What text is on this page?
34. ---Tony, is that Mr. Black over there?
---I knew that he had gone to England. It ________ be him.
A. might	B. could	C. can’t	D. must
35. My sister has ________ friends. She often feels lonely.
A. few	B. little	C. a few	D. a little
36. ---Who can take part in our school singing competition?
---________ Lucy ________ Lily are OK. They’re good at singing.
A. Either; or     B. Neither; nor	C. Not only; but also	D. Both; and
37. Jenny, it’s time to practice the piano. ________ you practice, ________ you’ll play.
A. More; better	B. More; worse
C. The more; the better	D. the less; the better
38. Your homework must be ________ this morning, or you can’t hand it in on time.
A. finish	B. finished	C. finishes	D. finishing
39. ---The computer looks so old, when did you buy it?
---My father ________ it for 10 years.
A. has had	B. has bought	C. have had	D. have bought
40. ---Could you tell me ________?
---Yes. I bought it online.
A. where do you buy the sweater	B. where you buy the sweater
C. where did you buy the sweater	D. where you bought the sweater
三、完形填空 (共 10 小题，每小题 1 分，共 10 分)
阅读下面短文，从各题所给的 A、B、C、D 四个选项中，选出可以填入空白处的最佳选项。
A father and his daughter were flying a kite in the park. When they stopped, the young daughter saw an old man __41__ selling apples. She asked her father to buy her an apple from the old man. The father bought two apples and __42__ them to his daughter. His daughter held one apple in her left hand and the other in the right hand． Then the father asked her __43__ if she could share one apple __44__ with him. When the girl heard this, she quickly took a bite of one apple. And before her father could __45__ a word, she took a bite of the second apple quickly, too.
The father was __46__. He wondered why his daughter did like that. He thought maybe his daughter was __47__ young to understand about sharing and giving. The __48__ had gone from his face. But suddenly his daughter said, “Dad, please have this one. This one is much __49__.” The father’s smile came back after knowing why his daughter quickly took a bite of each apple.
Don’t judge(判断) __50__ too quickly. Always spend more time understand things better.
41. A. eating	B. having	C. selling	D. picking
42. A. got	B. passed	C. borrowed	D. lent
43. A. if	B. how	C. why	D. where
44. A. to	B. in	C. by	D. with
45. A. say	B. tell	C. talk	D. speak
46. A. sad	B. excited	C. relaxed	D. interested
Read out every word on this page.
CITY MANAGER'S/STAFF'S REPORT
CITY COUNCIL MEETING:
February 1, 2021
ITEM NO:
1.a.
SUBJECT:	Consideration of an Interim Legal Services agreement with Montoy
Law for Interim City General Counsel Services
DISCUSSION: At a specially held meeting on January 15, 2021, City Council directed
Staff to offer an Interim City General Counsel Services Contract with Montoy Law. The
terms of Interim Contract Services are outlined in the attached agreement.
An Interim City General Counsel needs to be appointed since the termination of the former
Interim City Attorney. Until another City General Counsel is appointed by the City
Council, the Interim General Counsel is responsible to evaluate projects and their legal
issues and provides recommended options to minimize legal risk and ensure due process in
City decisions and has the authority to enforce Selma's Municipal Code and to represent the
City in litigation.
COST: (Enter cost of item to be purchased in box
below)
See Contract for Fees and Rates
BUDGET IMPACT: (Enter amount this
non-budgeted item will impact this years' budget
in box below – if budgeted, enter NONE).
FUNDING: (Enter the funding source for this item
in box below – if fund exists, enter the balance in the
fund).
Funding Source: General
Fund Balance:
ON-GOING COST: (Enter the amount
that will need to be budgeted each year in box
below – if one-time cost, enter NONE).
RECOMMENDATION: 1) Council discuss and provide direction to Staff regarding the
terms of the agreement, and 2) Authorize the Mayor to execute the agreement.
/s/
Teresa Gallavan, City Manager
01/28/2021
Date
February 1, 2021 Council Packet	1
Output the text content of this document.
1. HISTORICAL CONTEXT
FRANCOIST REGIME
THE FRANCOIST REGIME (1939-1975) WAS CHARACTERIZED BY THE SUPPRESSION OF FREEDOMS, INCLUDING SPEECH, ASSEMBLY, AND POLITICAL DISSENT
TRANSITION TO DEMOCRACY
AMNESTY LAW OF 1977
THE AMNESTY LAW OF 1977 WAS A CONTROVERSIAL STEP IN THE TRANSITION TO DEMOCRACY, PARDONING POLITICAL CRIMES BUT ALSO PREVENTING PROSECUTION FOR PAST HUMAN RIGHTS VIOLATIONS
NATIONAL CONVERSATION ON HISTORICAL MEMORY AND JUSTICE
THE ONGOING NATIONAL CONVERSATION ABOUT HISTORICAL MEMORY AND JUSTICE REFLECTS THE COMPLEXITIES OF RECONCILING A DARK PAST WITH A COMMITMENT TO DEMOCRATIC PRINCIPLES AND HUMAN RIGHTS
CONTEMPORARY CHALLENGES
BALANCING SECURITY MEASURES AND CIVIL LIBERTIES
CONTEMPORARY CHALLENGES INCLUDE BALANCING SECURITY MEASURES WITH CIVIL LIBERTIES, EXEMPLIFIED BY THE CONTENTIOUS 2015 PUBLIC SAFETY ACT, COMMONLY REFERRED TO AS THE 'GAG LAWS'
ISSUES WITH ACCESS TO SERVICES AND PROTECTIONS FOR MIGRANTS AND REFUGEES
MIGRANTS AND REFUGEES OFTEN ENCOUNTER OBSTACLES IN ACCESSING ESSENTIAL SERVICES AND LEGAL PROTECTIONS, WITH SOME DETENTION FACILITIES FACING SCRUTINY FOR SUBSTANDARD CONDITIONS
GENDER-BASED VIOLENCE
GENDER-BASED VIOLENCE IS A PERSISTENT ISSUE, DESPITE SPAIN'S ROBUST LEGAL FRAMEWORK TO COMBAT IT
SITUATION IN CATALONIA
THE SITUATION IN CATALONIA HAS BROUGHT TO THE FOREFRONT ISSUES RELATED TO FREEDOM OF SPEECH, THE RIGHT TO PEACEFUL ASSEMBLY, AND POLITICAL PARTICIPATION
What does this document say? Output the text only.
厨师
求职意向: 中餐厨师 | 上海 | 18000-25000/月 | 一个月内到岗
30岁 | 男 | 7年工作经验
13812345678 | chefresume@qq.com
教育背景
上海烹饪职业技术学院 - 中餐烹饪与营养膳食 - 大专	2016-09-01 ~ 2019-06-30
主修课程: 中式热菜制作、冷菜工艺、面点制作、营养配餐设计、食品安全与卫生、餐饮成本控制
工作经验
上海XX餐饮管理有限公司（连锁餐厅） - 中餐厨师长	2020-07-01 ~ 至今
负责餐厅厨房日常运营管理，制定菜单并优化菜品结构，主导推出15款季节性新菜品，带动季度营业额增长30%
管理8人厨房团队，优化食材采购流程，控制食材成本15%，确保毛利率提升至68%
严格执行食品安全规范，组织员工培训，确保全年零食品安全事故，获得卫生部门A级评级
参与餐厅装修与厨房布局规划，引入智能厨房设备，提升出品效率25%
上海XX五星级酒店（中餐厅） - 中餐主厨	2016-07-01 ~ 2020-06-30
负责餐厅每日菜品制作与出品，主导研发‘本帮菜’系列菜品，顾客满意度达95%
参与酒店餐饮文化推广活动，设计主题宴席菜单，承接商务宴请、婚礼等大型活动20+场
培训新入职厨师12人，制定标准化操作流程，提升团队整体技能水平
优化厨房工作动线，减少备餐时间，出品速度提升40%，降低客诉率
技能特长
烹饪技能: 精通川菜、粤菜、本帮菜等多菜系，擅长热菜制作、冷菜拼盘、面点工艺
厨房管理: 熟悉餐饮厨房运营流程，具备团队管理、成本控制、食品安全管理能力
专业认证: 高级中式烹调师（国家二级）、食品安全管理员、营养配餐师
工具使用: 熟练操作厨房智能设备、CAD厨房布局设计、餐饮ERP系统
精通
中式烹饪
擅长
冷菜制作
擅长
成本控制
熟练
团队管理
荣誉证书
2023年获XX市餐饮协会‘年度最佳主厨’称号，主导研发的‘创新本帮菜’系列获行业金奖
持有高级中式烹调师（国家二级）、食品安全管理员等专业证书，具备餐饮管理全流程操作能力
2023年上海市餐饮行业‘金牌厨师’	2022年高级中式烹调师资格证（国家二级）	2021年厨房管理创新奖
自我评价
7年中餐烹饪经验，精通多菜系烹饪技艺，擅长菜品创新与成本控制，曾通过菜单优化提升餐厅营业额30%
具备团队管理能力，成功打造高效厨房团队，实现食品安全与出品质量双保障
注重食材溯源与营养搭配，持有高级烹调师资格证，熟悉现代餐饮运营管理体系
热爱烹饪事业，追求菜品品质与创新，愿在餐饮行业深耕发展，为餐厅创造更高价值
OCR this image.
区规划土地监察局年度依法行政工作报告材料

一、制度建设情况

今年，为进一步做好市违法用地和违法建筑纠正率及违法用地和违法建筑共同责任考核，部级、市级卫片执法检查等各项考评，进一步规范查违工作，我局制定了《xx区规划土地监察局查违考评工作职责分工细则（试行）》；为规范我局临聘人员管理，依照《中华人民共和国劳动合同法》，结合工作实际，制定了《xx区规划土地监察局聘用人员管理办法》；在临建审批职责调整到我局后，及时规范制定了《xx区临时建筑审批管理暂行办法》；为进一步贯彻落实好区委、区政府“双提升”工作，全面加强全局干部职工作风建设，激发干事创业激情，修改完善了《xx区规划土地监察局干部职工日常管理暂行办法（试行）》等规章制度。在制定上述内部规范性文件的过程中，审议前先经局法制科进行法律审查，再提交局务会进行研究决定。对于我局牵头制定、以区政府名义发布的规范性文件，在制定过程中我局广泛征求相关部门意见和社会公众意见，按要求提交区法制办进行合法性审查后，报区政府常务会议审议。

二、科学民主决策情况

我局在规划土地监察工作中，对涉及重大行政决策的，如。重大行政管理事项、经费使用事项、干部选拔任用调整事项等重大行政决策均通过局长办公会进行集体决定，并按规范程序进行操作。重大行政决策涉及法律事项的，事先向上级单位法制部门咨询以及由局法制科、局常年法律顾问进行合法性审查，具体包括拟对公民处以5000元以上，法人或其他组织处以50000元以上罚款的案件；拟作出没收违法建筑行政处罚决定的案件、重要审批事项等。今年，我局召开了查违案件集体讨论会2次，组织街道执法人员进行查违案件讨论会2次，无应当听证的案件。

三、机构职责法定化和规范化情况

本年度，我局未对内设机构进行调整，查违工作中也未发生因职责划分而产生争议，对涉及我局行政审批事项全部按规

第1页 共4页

————

**Directive**
Review the preceding data and report every line that includes the string "held".

**Exercise solution**
A father and his daughter were flying a kite in the park. When they stopped, the young daughter saw an old man __41__ selling apples. She asked her father to buy her an apple from the old man. The father bought two apples and __42__ them to his daughter. His daughter held one apple in her left hand and the other in the right hand． Then the father asked her __43__ if she could share one apple __44__ with him. When the girl heard this, she quickly took a bite of one apple. And before her father could __45__ a word, she took a bite of the second apple quickly, too.
DISCUSSION: At a specially held meeting on January 15, 2021, City Council directed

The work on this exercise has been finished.